Prompt
Go through each line of the records below and count those with the word "timestamp". Give only the count.

The data
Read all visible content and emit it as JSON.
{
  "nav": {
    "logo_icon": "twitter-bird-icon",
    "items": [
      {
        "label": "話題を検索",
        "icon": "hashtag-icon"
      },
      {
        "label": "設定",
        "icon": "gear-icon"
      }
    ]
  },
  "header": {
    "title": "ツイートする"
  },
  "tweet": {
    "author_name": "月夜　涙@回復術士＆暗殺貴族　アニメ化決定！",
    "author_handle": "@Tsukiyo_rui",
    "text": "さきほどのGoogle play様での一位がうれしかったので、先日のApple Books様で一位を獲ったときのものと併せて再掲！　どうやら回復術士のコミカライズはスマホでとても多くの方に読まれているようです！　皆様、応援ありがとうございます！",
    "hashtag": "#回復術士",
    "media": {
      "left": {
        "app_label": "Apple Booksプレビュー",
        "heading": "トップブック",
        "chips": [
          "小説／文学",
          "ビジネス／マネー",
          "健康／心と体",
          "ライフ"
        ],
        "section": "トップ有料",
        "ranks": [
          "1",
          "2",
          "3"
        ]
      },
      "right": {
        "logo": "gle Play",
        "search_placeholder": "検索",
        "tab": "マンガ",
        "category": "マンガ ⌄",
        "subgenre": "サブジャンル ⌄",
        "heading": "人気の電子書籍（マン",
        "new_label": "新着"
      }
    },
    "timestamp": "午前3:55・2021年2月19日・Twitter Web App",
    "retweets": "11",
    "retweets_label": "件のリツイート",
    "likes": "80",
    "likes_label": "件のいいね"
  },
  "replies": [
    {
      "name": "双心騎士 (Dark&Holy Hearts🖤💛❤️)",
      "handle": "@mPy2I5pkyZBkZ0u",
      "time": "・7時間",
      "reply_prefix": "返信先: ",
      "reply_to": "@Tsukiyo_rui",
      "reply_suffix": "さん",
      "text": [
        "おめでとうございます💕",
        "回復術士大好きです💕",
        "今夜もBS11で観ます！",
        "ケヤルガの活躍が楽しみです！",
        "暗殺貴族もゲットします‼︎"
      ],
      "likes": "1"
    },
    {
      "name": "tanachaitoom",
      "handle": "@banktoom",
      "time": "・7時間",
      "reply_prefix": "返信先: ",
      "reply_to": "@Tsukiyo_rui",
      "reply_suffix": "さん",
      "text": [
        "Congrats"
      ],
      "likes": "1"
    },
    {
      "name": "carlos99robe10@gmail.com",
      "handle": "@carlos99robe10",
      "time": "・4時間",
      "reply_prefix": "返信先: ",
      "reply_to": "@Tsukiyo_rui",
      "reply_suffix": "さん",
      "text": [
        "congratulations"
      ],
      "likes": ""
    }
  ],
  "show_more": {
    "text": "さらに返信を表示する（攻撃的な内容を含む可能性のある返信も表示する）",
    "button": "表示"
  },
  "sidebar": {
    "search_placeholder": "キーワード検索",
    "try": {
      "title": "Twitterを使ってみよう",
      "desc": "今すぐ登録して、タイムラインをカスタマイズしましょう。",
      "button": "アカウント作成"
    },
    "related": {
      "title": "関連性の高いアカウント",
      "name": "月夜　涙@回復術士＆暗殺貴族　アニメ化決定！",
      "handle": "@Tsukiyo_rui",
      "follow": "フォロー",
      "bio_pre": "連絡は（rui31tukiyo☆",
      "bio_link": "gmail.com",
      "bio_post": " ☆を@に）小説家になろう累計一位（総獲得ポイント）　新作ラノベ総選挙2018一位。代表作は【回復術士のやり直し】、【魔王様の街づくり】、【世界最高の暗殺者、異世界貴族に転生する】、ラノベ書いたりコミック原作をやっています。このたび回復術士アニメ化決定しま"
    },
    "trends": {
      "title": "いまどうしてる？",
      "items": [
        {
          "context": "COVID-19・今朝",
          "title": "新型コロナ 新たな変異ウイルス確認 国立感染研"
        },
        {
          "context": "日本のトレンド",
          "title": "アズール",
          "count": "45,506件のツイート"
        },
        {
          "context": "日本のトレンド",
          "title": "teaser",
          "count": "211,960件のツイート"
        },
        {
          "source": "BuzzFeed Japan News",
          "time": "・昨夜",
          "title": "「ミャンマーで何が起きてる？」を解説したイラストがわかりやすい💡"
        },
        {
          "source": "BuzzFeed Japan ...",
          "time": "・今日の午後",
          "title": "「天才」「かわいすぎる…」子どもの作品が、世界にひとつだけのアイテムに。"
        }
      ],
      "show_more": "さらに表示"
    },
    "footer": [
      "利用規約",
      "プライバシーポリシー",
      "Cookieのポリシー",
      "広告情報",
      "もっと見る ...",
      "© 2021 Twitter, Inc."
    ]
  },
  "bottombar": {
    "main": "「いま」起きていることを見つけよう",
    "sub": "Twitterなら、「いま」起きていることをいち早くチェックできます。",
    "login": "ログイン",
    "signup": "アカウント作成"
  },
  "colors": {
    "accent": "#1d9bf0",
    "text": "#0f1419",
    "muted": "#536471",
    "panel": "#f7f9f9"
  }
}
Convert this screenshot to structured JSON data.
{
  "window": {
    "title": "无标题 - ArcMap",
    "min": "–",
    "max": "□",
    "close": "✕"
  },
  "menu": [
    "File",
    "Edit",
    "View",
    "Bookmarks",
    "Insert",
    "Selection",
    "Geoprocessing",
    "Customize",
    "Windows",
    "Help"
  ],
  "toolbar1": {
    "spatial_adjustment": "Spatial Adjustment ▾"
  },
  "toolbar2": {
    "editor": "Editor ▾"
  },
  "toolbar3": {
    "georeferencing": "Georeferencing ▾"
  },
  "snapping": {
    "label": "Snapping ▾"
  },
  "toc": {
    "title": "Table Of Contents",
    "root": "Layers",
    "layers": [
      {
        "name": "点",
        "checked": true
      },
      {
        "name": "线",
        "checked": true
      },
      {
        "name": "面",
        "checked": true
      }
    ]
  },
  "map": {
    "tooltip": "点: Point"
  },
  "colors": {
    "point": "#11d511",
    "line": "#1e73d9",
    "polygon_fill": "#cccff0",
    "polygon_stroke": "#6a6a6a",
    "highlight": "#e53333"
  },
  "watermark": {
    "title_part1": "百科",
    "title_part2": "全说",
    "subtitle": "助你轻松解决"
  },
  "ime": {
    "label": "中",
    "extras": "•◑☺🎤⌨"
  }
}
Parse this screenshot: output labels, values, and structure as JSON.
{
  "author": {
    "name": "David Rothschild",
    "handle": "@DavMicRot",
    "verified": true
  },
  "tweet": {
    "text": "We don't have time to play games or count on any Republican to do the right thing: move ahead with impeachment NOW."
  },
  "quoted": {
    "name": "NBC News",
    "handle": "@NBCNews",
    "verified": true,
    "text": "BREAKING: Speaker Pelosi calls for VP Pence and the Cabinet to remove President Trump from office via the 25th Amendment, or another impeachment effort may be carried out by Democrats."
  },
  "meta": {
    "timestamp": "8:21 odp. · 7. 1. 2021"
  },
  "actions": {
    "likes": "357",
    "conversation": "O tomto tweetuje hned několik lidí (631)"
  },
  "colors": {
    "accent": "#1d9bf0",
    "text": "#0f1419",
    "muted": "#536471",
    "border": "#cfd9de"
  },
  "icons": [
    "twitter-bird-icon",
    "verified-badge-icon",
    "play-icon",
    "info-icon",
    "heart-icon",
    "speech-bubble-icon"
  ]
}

Output below
2